• Instructions to follow
Provide only the number of lines in the data below that contain the word "name".

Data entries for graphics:
========

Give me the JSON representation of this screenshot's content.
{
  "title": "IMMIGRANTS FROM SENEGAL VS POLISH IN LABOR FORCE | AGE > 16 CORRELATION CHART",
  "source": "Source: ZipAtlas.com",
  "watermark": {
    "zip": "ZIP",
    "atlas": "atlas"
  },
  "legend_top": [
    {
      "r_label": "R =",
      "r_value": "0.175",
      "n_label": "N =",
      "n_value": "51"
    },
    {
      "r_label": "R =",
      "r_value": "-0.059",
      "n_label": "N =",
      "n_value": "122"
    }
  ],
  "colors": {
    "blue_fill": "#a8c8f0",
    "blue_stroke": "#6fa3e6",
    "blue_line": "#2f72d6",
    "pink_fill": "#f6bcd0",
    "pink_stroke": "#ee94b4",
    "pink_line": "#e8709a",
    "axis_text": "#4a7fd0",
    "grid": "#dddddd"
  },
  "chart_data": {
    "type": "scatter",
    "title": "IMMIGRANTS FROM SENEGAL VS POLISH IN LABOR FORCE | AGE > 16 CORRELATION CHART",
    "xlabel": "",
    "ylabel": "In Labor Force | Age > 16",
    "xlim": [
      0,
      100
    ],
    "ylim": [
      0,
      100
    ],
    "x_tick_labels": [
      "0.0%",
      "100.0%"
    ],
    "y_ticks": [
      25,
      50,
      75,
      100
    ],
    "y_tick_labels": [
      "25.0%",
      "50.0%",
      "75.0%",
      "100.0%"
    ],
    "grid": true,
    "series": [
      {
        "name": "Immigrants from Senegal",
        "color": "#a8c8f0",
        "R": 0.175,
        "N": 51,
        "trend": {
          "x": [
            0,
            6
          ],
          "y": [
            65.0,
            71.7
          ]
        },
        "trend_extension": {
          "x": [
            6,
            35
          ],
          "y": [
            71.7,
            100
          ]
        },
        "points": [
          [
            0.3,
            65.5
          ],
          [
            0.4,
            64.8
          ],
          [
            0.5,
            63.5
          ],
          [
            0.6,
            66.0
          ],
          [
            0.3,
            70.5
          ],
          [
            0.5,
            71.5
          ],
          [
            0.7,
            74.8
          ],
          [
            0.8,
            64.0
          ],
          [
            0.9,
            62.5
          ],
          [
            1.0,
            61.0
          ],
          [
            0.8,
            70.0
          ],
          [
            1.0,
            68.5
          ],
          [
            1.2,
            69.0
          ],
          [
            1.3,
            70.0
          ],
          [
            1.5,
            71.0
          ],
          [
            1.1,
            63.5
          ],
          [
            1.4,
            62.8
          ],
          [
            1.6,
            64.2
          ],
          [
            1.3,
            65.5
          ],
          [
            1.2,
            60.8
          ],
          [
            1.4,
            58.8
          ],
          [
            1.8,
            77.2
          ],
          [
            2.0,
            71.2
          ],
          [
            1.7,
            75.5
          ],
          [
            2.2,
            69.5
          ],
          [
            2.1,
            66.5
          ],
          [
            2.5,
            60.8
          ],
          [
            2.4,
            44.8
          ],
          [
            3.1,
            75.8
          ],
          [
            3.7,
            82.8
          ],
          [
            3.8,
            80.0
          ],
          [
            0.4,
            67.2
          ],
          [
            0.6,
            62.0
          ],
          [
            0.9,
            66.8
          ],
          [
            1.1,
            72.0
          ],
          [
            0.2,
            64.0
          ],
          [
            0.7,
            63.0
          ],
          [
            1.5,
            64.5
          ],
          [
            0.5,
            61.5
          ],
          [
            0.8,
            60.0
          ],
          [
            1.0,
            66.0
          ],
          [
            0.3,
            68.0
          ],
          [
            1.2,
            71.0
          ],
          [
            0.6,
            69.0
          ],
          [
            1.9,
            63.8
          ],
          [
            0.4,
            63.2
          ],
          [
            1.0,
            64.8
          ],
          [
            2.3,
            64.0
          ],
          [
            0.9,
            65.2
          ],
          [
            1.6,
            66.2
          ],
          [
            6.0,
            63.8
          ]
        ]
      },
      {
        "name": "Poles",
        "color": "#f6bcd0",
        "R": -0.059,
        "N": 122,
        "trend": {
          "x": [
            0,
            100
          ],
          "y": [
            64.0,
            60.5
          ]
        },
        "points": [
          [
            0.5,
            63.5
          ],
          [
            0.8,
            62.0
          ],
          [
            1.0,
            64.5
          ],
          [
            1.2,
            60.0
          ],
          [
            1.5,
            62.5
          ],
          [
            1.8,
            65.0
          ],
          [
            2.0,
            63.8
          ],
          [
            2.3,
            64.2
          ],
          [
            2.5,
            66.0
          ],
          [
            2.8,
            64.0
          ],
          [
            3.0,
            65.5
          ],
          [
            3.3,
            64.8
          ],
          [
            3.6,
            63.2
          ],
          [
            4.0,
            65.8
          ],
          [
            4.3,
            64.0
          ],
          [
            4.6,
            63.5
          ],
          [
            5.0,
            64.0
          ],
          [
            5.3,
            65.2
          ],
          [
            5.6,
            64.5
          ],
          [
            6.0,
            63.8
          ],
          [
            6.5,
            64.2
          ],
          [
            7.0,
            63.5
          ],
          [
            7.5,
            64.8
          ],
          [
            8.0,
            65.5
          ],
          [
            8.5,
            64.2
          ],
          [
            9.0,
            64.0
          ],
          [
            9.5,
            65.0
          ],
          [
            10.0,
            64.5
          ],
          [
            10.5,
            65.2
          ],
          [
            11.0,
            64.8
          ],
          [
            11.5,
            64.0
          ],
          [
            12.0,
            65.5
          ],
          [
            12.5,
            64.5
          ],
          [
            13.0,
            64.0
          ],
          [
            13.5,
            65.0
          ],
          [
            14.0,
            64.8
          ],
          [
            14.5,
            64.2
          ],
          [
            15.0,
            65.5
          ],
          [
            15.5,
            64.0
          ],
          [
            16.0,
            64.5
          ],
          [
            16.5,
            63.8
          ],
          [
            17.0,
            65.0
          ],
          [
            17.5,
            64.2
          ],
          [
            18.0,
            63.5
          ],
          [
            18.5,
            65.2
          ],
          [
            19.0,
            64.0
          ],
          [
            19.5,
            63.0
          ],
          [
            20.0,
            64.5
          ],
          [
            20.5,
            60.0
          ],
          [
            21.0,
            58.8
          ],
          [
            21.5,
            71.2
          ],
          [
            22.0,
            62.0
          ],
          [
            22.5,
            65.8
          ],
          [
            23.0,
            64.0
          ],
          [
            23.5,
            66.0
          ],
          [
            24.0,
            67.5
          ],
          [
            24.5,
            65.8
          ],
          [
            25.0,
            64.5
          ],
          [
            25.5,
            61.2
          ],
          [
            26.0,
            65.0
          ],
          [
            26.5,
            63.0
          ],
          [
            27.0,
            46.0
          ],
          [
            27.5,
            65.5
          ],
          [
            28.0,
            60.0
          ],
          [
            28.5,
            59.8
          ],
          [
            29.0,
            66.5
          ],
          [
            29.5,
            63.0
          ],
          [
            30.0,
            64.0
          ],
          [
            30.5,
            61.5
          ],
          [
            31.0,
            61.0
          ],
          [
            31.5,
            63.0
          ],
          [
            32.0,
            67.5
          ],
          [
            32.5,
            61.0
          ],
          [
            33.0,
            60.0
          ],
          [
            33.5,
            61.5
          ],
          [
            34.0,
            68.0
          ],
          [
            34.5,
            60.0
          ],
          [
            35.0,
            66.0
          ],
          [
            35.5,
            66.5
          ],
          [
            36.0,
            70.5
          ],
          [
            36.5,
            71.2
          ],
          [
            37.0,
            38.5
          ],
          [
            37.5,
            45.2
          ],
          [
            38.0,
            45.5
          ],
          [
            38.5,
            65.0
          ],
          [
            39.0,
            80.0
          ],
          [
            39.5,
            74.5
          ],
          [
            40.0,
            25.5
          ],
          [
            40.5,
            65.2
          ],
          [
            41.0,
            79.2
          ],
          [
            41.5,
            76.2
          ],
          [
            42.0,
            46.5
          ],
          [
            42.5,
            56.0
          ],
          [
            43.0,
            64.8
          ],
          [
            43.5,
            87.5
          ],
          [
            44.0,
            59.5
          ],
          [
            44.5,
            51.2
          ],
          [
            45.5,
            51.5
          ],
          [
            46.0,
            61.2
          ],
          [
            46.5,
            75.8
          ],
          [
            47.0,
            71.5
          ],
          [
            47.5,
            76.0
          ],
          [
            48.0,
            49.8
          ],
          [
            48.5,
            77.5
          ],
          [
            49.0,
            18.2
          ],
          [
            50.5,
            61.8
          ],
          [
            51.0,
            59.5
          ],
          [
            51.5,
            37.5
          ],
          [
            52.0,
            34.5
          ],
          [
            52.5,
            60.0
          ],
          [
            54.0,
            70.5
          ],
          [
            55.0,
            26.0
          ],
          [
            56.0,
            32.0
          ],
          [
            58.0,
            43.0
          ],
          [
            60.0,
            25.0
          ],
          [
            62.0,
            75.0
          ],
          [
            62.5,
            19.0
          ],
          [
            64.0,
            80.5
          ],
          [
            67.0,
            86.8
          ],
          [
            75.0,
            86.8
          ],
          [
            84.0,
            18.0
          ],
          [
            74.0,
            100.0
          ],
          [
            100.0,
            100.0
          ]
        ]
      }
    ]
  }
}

========

• Task output
2